Hi there!
I just got a router with NAT running by using IPtables. Atm though it's set for the whole internal subnet (10.1.0.0 /16, and don't worry, its really not that large!) to be translated to just the external address of the router (X.X.X.66 /29). I can ping out from the inside network fine.
What I want, and which I cannot really wrap my mind around how to make happen, is to have internal servers get static NAT:ed addresses. For example, my internal DNS server (internal IP: 10.0.255.1) should be mapped to have the outside IP of X.X.X.68.
The valid external addresses I've got is the range of X.X.X.66-X.X.X.72, and so I would also like to make an address pool out of the ones not used by the router and internal servers statically and then use that pool for all client connections to the Internet.
I hope this made sense, thanks in advance.
/tanek
Posting some configuration data below.
Code:
Some addresses and gateways:
eth0 (External): IP X.X.X.66, GW X.X.X.65
eth1 (Internal): IP 10.1.255.254, GW X.X.X.66
internal DNS: IP 10.1.255.1, GW 10.1.255.254
Forwarding rules:
iptables -A FORWARD -i eth0 -o eth1 -m state --state ESTABLISHED,RELATED -j ACCEPT
iptables -A FORWARD -i eth1 -o eth0 -j ACCEPT
iptables -A FORWARD -j LOG
Enabling NAT/MASQUERADING:
iptables -t nat -A POSTROUTING -o $EXTIF -j MASQUERADE
.

**Tasks to perform**
**a.** List every iptables command that appears in the configuration data of the forum post on iptables NAT.
**b.** Decide whether each statement agrees with the forum post on iptables NAT. Answer yes or no and quote the deciding words. (i) The router's external interface is eth0. (ii) The poster's valid external addresses run from X.X.X.66 to X.X.X.80. (iii) The poster is unable to ping out from the inside network.
**c.** Copy the forum post on iptables NAT word for word from "I just got a" to "inside network fine.".
Answer using nothing but the forum post on iptables NAT.

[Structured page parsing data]

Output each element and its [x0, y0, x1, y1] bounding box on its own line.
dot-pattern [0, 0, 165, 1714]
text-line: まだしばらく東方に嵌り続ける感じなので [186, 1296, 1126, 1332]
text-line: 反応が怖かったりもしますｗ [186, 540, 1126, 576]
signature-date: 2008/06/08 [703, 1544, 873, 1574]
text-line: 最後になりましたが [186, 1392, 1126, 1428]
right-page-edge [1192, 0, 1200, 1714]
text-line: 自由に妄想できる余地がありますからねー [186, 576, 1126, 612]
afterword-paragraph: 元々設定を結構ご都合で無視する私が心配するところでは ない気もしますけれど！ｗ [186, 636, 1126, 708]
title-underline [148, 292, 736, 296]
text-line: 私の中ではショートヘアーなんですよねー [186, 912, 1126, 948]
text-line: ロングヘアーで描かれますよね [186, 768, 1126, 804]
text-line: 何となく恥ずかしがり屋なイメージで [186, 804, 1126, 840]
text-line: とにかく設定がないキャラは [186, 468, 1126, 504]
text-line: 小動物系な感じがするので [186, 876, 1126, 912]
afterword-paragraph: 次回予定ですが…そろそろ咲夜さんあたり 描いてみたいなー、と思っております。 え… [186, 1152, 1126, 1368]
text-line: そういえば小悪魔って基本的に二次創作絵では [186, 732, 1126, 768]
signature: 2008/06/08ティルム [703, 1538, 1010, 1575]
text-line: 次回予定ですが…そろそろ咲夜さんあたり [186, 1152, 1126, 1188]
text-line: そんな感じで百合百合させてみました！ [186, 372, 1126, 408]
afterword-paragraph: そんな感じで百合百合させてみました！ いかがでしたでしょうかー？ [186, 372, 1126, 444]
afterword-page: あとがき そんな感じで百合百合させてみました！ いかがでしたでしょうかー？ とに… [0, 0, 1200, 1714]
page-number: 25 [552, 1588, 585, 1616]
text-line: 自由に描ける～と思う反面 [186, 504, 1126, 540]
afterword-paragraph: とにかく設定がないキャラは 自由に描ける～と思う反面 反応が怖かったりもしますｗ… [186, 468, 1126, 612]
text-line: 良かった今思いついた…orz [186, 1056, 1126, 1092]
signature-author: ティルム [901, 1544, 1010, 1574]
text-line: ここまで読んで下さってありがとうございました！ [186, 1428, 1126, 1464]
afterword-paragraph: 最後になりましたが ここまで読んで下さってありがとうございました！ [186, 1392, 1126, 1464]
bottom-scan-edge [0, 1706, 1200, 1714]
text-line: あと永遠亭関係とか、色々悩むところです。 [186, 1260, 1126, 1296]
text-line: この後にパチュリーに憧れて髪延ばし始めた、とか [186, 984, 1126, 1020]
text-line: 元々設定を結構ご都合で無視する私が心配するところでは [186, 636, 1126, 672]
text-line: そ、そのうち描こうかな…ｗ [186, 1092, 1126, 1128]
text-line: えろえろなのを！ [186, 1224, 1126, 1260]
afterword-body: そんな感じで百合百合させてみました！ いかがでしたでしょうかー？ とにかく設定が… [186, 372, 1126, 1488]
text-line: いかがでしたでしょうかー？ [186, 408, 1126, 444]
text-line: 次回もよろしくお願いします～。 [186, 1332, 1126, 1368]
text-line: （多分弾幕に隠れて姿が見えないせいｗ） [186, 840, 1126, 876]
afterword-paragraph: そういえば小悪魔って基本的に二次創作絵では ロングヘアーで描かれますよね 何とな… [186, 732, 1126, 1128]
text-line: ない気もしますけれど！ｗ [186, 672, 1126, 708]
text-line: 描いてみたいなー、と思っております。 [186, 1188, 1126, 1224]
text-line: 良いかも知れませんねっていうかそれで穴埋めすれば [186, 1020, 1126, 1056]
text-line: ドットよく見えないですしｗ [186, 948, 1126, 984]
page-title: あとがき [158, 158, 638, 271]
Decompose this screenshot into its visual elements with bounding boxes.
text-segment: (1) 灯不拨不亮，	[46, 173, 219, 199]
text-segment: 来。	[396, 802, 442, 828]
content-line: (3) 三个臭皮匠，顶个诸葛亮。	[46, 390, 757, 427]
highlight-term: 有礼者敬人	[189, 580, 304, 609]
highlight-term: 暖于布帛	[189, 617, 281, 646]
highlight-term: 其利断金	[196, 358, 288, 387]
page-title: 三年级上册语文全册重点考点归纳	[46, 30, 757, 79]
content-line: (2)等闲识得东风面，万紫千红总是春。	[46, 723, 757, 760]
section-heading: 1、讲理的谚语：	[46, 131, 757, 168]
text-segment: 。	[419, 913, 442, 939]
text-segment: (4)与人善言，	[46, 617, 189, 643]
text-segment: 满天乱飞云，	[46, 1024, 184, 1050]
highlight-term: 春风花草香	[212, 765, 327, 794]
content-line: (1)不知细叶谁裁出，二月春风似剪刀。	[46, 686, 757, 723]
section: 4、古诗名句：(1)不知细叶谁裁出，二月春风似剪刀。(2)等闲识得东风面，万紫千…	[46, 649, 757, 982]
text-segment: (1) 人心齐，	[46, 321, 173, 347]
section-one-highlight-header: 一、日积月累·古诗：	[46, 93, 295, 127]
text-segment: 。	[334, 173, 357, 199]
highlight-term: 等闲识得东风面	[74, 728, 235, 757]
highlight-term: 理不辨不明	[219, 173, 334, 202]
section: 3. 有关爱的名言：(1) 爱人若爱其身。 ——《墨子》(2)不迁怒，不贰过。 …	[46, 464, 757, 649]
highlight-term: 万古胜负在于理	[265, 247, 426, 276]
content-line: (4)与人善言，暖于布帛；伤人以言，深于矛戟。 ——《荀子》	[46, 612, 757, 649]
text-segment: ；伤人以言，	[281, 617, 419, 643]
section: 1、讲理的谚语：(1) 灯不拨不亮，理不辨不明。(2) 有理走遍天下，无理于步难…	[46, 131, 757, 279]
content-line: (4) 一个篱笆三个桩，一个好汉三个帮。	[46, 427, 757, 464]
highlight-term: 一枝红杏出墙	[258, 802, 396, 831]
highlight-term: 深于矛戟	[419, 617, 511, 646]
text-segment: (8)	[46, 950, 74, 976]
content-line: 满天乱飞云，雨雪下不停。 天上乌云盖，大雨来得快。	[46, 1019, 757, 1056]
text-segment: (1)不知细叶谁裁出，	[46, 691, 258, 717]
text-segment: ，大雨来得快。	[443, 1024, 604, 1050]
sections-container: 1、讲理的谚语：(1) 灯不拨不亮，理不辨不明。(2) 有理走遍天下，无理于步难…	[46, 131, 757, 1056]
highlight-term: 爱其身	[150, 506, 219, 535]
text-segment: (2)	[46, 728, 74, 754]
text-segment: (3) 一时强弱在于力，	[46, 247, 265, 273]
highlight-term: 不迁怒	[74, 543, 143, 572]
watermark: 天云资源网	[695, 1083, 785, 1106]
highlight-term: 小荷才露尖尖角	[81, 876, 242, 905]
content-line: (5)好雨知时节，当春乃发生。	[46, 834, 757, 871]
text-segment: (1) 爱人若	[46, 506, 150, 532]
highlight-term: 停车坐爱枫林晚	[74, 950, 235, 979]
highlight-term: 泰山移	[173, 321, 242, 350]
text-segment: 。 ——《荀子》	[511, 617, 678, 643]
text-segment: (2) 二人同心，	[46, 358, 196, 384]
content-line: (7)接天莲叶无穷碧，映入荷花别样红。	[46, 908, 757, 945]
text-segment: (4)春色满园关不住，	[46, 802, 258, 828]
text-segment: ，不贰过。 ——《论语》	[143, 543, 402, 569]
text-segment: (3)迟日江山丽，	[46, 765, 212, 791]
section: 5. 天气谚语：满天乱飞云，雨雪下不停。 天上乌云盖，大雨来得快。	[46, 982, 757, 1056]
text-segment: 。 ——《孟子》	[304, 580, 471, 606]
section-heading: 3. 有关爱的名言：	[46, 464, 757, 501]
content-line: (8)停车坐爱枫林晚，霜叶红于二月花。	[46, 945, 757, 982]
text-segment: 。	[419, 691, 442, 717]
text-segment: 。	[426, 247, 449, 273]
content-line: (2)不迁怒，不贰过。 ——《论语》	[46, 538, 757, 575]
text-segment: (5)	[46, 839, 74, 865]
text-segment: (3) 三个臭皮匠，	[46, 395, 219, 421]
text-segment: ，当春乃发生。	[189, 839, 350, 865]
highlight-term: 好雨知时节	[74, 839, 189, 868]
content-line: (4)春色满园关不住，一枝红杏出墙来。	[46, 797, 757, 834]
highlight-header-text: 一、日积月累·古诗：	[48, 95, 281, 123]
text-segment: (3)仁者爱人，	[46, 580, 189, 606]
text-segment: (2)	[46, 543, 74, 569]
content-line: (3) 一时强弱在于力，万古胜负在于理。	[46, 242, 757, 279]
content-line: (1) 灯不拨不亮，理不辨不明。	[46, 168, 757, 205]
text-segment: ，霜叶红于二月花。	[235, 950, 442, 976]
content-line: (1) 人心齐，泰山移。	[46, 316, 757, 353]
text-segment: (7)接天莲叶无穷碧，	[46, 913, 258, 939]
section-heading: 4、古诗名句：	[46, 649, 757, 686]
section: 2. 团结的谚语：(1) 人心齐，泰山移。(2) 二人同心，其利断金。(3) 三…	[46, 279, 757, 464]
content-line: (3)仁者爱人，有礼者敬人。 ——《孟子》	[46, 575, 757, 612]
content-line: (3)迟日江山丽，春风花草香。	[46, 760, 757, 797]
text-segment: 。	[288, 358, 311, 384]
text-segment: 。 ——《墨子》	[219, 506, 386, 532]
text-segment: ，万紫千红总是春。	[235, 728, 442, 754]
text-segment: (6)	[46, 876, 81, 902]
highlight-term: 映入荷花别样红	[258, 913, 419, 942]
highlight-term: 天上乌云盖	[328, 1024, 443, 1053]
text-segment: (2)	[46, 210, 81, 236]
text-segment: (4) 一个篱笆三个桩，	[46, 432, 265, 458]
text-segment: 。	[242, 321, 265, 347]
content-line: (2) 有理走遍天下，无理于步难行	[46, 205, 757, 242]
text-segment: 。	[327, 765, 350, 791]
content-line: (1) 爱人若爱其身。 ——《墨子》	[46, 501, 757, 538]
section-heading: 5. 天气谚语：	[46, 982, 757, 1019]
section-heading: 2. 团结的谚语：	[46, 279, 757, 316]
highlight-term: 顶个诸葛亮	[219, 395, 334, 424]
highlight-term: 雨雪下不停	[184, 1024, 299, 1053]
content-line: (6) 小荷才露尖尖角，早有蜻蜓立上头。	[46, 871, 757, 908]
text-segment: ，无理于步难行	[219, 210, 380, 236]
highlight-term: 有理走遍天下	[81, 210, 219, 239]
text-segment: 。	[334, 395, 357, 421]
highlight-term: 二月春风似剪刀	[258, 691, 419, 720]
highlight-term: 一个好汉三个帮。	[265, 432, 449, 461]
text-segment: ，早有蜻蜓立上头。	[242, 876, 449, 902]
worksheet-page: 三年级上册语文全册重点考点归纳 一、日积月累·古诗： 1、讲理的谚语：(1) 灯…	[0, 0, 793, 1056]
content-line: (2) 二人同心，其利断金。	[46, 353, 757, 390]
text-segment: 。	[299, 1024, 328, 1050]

**Task-by-task answers**
**a.**
1. iptables -A FORWARD -i eth0 -o eth1 -m state --state ESTABLISHED,RELATED -j ACCEPT
2. iptables -A FORWARD -i eth1 -o eth0 -j ACCEPT
3. iptables -A FORWARD -j LOG
4. iptables -t nat -A POSTROUTING -o $EXTIF -j MASQUERADE

**b.**
(i) Yes: "eth0 (External): IP X.X.X.66, GW X.X.X.65"
(ii) No: "The valid external addresses I've got is the range of X.X.X.66-X.X.X.72"
(iii) No: "I can ping out from the inside network fine."

**c.**
I just got a router with NAT running by using IPtables. Atm though it's set for the whole internal subnet (10.1.0.0 /16, and don't worry, its really not that large!) to be translated to just the external address of the router (X.X.X.66 /29). I can ping out from the inside network fine.